Extracted data entries
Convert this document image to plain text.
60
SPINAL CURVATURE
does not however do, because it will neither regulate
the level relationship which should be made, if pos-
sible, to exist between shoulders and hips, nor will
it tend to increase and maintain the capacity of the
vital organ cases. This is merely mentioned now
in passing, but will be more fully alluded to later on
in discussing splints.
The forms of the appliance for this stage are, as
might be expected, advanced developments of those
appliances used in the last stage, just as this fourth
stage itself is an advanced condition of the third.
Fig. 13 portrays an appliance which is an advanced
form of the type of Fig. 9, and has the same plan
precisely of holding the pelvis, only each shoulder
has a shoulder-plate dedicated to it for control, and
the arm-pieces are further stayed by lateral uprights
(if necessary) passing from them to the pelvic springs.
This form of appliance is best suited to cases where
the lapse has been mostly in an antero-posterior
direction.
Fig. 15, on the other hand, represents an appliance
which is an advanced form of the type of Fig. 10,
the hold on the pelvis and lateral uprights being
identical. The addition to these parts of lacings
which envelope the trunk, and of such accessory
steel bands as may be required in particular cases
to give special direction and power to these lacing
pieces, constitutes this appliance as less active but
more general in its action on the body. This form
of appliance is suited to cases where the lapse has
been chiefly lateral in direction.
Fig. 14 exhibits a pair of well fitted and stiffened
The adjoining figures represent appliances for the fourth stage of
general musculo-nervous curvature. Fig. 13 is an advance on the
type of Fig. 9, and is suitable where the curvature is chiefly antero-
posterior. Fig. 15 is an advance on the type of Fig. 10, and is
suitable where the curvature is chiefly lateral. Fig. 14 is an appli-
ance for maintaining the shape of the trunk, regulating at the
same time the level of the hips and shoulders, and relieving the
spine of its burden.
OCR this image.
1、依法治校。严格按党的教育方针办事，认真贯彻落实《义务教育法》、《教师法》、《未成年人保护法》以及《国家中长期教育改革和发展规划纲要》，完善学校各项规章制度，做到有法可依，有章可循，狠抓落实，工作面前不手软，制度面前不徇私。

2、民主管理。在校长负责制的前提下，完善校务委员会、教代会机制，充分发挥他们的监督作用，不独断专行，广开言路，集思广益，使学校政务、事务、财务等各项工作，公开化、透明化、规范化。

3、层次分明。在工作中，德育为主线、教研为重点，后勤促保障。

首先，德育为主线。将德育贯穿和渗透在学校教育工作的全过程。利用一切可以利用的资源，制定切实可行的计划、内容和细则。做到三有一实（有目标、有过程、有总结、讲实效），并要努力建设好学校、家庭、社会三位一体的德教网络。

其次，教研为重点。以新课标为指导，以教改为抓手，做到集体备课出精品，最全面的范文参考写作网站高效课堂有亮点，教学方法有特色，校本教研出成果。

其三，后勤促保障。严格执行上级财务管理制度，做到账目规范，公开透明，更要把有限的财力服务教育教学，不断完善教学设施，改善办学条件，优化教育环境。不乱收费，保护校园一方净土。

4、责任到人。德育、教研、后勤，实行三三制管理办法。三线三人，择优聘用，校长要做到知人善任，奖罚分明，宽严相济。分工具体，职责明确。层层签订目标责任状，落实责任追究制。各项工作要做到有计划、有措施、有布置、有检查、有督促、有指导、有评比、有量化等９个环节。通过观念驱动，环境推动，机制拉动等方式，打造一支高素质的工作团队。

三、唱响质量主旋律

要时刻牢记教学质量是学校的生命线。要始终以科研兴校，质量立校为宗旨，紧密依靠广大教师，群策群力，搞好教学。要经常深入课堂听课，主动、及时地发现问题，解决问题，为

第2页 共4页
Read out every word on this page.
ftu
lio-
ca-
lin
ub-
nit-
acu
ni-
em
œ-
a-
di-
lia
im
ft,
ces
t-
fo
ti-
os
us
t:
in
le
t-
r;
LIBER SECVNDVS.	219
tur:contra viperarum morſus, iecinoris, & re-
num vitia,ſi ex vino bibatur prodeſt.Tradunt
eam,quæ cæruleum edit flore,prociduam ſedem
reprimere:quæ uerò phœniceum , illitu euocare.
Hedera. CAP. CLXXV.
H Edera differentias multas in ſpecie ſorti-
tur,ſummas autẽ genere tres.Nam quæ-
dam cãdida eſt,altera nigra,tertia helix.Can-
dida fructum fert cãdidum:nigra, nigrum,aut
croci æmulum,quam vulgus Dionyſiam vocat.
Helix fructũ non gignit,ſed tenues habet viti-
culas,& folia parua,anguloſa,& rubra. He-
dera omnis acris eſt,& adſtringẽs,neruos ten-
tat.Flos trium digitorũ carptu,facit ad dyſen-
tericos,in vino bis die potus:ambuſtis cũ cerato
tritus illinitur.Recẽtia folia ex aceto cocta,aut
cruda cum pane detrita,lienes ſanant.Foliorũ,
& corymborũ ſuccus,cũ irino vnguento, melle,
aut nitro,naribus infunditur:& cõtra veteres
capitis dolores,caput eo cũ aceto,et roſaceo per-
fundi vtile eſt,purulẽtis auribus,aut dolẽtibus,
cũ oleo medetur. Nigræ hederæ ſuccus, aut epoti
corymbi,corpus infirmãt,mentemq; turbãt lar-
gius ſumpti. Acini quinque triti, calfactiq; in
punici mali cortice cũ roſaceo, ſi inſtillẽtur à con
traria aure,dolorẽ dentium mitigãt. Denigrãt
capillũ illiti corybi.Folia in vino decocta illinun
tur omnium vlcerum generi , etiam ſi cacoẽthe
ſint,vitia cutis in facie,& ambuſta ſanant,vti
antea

[Requirement]: Which lines include "nigra"? Copy each of them out.

[Answer to the problem]:
dam cãdida eſt,altera nigra,tertia helix.Can-
dida fructum fert cãdidum:nigra, nigrum,aut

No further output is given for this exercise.